→ **Exercise material**

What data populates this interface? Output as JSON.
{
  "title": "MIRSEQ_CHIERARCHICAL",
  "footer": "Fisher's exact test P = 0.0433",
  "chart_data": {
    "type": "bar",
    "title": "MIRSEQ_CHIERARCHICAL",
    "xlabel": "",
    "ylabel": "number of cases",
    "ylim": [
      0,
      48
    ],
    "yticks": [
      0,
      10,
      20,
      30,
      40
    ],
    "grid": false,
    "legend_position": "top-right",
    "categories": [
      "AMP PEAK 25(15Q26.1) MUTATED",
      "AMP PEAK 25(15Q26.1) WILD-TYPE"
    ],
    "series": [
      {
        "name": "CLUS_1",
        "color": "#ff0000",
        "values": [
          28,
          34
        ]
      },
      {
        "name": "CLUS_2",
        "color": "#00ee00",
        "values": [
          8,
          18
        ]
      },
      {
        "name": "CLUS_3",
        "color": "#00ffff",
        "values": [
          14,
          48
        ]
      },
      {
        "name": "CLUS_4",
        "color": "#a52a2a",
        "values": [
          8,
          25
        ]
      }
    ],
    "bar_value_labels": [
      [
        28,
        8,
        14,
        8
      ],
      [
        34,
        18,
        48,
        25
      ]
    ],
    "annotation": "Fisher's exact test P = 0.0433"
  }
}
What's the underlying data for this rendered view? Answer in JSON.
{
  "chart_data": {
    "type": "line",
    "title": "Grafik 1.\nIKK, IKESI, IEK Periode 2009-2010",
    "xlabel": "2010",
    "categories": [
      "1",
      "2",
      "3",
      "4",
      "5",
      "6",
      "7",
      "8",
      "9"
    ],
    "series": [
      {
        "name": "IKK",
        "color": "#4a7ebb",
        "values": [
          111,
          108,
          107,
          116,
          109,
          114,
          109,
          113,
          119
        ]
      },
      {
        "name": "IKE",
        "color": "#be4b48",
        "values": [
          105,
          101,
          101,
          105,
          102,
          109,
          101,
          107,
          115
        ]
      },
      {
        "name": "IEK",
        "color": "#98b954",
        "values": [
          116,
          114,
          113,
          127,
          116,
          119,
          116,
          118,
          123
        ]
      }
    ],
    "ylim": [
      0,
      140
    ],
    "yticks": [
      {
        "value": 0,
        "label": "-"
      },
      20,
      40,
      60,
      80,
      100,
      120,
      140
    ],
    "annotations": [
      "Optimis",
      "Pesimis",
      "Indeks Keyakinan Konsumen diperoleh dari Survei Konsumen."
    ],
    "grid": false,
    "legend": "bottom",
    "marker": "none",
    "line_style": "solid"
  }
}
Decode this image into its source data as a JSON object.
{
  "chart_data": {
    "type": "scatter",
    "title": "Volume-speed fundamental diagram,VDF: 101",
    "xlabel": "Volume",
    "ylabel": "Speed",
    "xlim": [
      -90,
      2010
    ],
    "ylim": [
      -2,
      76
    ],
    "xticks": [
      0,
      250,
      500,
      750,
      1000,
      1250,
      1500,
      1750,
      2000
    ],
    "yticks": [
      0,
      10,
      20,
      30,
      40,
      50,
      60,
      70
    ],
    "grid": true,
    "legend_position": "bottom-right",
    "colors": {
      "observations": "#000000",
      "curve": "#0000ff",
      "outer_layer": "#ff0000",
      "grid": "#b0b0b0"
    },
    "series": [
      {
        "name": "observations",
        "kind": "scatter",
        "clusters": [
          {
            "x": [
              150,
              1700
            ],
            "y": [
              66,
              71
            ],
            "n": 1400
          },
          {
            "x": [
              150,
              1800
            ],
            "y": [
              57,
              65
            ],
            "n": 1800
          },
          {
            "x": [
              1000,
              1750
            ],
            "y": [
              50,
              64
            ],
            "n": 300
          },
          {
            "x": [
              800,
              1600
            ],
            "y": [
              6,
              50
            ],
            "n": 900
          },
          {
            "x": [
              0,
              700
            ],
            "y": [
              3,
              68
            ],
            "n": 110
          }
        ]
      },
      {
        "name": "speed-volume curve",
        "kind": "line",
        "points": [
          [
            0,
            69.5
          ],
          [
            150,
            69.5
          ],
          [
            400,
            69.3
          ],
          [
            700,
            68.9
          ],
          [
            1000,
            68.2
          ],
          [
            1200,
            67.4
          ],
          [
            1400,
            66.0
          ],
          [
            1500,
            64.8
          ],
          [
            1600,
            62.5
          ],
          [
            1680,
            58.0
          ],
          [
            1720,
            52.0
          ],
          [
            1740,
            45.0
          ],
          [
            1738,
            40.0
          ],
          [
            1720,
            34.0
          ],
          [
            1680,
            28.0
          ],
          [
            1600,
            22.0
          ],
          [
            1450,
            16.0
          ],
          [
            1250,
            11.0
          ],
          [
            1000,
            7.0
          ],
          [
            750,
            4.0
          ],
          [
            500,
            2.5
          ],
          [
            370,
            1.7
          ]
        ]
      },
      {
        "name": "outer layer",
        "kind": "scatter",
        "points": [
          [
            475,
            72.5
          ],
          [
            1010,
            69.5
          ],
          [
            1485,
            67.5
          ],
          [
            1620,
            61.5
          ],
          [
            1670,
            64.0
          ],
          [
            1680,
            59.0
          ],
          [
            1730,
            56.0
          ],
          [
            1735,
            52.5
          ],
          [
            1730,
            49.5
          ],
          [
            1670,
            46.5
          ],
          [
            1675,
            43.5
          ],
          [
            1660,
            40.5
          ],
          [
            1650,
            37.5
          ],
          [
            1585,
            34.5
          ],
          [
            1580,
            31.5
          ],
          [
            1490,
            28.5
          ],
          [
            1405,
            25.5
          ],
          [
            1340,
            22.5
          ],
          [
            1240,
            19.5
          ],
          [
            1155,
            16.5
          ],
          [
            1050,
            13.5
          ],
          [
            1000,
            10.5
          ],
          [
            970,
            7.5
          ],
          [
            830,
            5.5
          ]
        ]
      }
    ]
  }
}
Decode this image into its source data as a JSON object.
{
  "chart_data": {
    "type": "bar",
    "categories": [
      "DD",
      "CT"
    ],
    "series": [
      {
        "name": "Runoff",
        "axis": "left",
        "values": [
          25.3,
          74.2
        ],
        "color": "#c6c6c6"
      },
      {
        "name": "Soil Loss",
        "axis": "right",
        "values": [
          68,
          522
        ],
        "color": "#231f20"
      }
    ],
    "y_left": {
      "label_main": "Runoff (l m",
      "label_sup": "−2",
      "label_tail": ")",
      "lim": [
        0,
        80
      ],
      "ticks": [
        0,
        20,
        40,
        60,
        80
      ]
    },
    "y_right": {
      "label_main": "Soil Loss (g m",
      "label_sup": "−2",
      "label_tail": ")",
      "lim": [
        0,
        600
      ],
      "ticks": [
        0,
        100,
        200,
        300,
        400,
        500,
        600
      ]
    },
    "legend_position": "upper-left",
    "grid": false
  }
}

→ **Exercise aim**
Look through the records and gather each line with the word "title".

→ **Solution to this problem**
  "title": "MIRSEQ_CHIERARCHICAL",
    "title": "MIRSEQ_CHIERARCHICAL",
    "title": "Grafik 1.\nIKK, IKESI, IEK Periode 2009-2010",
    "title": "Volume-speed fundamental diagram,VDF: 101",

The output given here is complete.